### Input records
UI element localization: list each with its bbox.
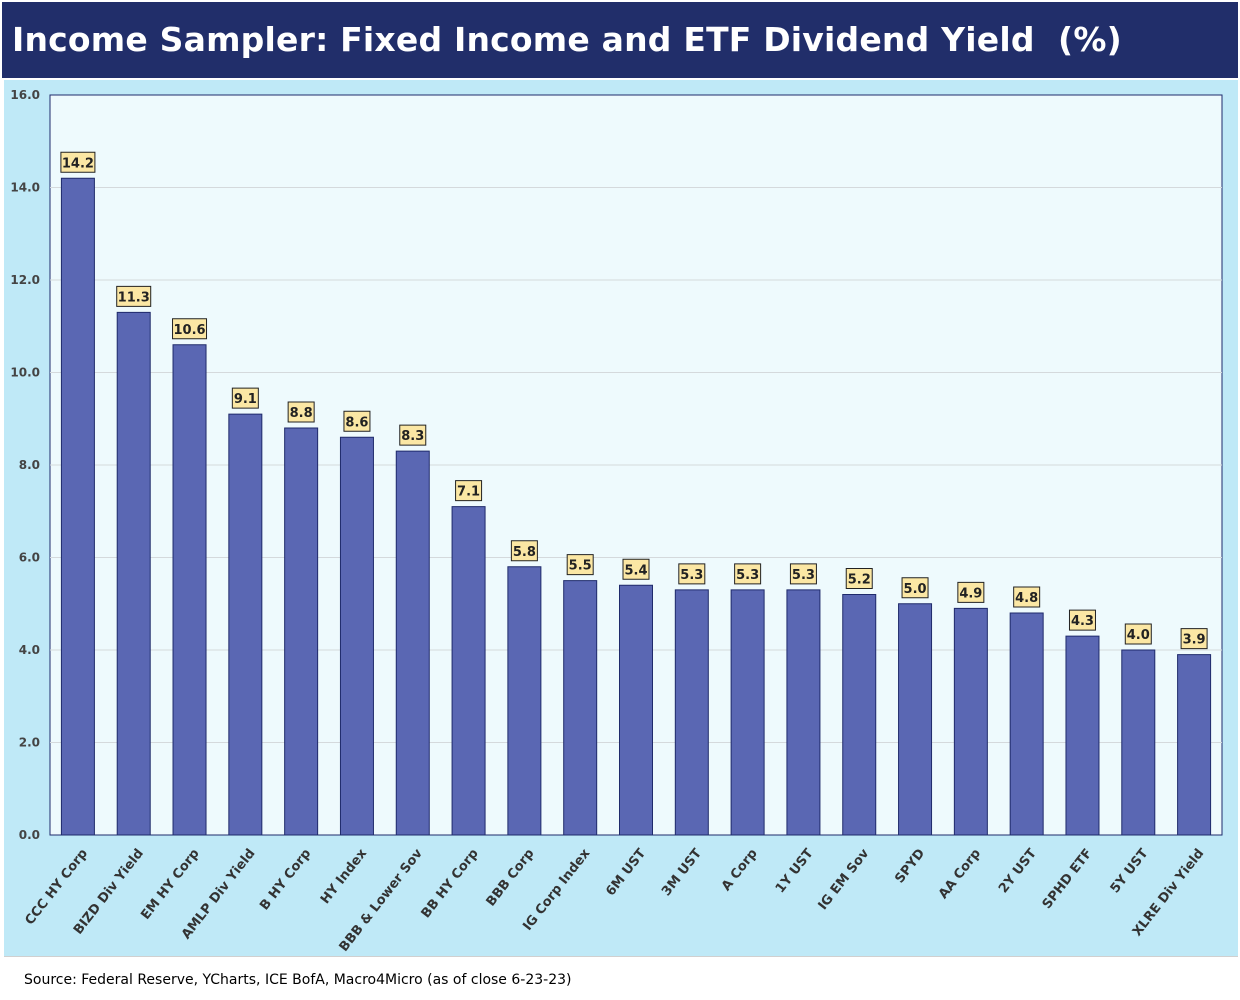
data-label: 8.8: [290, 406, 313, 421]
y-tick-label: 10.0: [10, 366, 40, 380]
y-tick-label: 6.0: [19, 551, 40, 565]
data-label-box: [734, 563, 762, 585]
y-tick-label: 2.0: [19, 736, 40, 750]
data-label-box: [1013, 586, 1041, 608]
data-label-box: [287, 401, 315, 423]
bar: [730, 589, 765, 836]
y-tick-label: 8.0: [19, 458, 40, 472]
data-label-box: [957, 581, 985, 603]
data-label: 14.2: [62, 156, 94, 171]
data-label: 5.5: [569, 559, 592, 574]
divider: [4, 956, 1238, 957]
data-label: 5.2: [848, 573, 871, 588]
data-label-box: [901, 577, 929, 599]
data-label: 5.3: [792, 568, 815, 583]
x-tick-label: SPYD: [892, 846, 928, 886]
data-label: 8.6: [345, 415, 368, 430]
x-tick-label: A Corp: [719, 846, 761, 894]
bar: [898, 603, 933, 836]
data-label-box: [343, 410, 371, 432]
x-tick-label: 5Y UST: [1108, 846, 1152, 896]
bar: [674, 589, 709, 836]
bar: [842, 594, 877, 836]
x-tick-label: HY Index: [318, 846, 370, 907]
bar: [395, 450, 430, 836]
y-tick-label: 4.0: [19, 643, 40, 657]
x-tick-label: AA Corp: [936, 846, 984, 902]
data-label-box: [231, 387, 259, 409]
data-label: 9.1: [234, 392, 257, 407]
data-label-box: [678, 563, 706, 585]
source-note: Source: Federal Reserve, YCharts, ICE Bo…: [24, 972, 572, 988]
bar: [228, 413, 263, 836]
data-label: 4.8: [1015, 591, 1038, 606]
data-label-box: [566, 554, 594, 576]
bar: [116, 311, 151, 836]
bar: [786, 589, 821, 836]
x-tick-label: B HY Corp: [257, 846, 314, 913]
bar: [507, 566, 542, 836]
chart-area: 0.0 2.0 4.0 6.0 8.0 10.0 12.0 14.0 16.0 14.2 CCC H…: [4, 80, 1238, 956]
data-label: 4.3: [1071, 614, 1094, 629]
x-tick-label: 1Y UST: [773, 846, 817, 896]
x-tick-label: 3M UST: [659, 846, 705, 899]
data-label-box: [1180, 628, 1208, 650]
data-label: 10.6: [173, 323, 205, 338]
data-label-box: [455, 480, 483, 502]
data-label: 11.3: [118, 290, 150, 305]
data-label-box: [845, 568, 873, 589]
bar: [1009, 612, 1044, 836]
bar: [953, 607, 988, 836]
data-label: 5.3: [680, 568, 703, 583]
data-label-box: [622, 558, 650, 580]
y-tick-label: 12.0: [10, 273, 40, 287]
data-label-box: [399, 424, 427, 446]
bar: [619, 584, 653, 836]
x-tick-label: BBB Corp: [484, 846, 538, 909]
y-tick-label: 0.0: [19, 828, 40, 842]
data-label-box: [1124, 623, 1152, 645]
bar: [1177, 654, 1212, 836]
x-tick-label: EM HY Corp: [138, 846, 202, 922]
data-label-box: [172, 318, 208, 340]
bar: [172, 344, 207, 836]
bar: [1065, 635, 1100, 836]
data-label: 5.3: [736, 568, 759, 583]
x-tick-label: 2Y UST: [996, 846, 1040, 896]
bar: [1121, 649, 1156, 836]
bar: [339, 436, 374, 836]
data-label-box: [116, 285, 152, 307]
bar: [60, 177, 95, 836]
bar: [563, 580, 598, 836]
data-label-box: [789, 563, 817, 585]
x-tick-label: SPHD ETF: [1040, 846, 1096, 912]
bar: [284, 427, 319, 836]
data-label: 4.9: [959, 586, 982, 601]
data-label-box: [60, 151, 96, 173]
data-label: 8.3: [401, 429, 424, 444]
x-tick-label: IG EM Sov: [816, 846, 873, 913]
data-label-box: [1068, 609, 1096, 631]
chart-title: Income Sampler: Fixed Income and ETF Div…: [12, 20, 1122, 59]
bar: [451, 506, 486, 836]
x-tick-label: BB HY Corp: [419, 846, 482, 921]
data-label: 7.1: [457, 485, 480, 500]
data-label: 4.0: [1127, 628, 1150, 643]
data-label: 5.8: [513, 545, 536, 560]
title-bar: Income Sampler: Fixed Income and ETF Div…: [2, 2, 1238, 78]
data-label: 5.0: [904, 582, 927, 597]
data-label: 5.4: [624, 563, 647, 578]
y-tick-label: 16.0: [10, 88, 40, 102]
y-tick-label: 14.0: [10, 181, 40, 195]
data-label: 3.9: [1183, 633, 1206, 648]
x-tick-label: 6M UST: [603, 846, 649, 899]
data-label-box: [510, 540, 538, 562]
---
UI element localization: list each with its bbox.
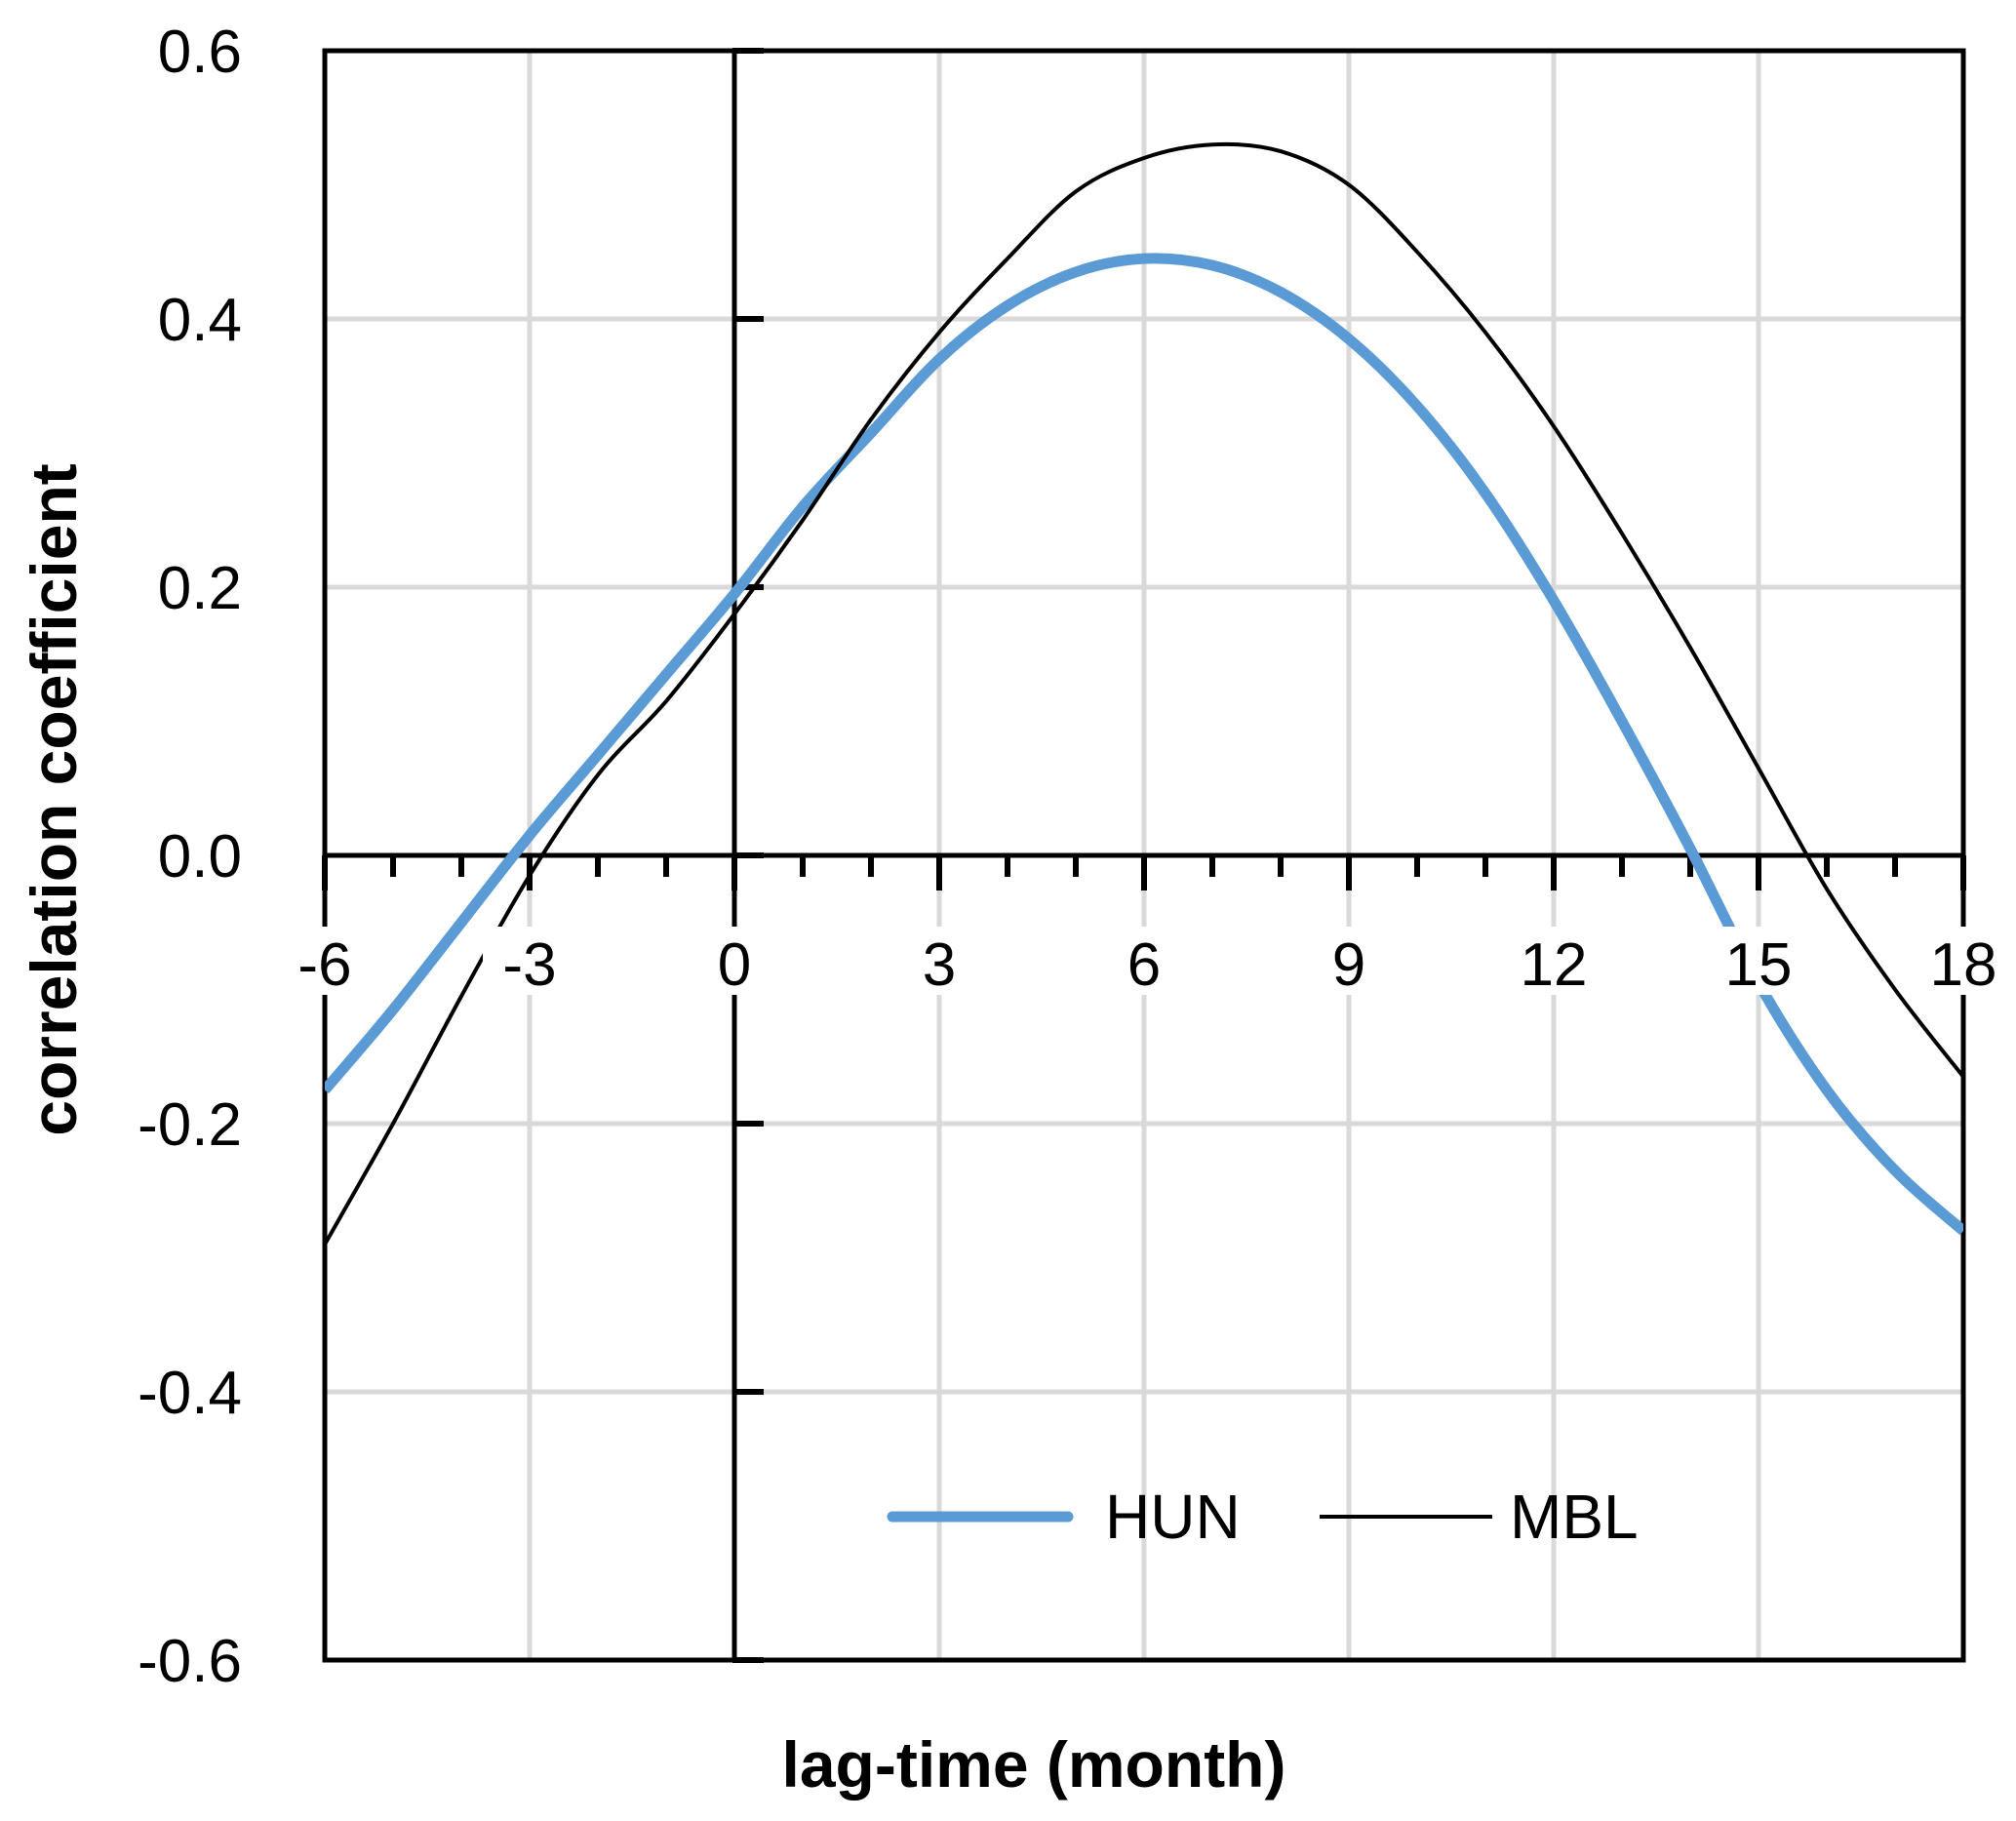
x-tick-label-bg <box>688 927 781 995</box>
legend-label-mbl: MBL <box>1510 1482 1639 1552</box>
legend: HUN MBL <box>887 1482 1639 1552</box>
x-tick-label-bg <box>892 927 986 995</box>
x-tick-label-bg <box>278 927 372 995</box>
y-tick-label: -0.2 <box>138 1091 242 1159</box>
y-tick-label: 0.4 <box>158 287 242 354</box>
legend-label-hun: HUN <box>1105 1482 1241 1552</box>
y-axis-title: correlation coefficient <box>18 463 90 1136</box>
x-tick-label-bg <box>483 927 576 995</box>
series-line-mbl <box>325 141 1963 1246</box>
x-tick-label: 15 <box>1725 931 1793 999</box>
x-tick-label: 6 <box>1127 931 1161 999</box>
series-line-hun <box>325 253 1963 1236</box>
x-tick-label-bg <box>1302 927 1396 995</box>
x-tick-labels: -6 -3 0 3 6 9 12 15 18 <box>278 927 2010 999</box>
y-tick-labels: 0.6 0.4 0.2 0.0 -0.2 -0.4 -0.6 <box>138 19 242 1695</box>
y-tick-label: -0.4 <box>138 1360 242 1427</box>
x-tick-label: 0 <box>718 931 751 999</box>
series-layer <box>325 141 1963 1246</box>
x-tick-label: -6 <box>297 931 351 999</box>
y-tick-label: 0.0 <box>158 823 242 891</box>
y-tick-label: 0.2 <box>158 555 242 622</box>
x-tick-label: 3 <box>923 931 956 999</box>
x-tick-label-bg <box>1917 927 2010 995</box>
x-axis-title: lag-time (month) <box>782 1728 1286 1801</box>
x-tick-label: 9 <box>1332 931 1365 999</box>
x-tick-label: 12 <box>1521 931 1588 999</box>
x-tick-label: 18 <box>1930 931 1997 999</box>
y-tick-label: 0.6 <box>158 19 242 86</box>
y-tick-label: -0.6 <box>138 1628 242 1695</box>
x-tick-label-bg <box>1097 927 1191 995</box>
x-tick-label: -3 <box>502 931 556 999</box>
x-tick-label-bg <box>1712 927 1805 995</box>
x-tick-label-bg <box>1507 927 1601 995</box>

### Your goal
Rewrite the data, beginning at the line that has "data-label: 8.8: [290, 406, 313, 421]" and stopping after the line that has "data-label: 14.2: [62, 156, 94, 171]". Replace "bar" with "column" and leave everything else as it is.

### Finished exercise
data-label: 8.8: [290, 406, 313, 421]
y-tick-label: 10.0: [10, 366, 40, 380]
y-tick-label: 6.0: [19, 551, 40, 565]
data-label-box: [734, 563, 762, 585]
y-tick-label: 2.0: [19, 736, 40, 750]
data-label-box: [1013, 586, 1041, 608]
data-label-box: [287, 401, 315, 423]
column: [730, 589, 765, 836]
y-tick-label: 8.0: [19, 458, 40, 472]
data-label-box: [957, 581, 985, 603]
data-label: 14.2: [62, 156, 94, 171]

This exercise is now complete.